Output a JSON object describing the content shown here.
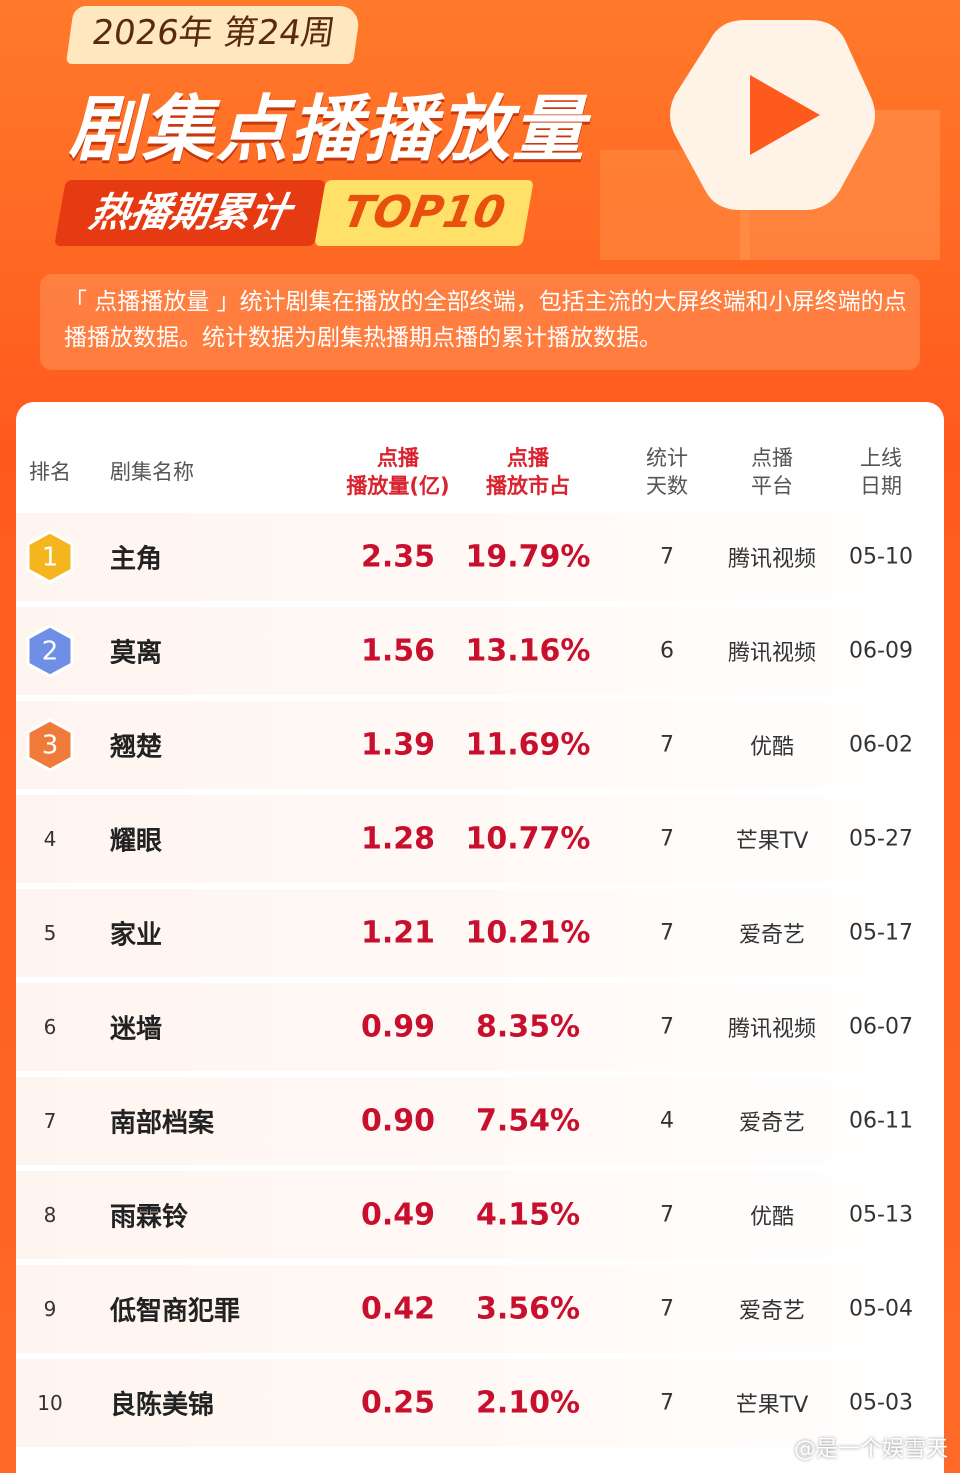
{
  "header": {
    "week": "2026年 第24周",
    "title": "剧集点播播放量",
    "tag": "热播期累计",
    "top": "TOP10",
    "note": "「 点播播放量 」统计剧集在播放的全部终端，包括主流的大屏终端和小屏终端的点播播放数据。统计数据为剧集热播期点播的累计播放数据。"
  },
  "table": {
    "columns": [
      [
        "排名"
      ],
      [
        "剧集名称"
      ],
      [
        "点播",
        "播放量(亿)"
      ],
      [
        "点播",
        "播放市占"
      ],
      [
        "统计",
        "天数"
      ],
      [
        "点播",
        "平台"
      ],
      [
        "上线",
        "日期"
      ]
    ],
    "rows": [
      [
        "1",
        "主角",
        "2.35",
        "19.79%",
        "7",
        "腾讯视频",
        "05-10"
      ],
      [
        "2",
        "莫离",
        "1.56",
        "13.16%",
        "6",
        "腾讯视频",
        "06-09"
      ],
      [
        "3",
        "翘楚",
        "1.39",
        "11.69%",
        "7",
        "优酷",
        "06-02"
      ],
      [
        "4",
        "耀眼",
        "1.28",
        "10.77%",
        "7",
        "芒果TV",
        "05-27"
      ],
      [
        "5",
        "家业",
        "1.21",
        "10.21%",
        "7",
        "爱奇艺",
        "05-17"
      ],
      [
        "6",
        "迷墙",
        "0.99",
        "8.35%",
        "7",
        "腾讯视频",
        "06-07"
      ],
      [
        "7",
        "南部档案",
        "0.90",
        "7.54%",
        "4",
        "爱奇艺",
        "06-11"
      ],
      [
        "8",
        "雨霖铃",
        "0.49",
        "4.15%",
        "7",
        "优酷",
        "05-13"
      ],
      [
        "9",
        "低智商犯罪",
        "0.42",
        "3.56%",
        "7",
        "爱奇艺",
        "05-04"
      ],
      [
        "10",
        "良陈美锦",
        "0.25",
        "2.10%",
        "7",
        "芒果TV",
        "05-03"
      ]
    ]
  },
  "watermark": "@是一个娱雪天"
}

+---+

## Task objective
Copy the listing in full and without alteration, omitting every picture.

## Solution for this task
Output a JSON object describing the content shown here.
{
  "header": {
    "week": "2026年 第24周",
    "title": "剧集点播播放量",
    "tag": "热播期累计",
    "top": "TOP10",
    "note": "「 点播播放量 」统计剧集在播放的全部终端，包括主流的大屏终端和小屏终端的点播播放数据。统计数据为剧集热播期点播的累计播放数据。"
  },
  "table": {
    "columns": [
      [
        "排名"
      ],
      [
        "剧集名称"
      ],
      [
        "点播",
        "播放量(亿)"
      ],
      [
        "点播",
        "播放市占"
      ],
      [
        "统计",
        "天数"
      ],
      [
        "点播",
        "平台"
      ],
      [
        "上线",
        "日期"
      ]
    ],
    "rows": [
      [
        "1",
        "主角",
        "2.35",
        "19.79%",
        "7",
        "腾讯视频",
        "05-10"
      ],
      [
        "2",
        "莫离",
        "1.56",
        "13.16%",
        "6",
        "腾讯视频",
        "06-09"
      ],
      [
        "3",
        "翘楚",
        "1.39",
        "11.69%",
        "7",
        "优酷",
        "06-02"
      ],
      [
        "4",
        "耀眼",
        "1.28",
        "10.77%",
        "7",
        "芒果TV",
        "05-27"
      ],
      [
        "5",
        "家业",
        "1.21",
        "10.21%",
        "7",
        "爱奇艺",
        "05-17"
      ],
      [
        "6",
        "迷墙",
        "0.99",
        "8.35%",
        "7",
        "腾讯视频",
        "06-07"
      ],
      [
        "7",
        "南部档案",
        "0.90",
        "7.54%",
        "4",
        "爱奇艺",
        "06-11"
      ],
      [
        "8",
        "雨霖铃",
        "0.49",
        "4.15%",
        "7",
        "优酷",
        "05-13"
      ],
      [
        "9",
        "低智商犯罪",
        "0.42",
        "3.56%",
        "7",
        "爱奇艺",
        "05-04"
      ],
      [
        "10",
        "良陈美锦",
        "0.25",
        "2.10%",
        "7",
        "芒果TV",
        "05-03"
      ]
    ]
  },
  "watermark": "@是一个娱雪天"
}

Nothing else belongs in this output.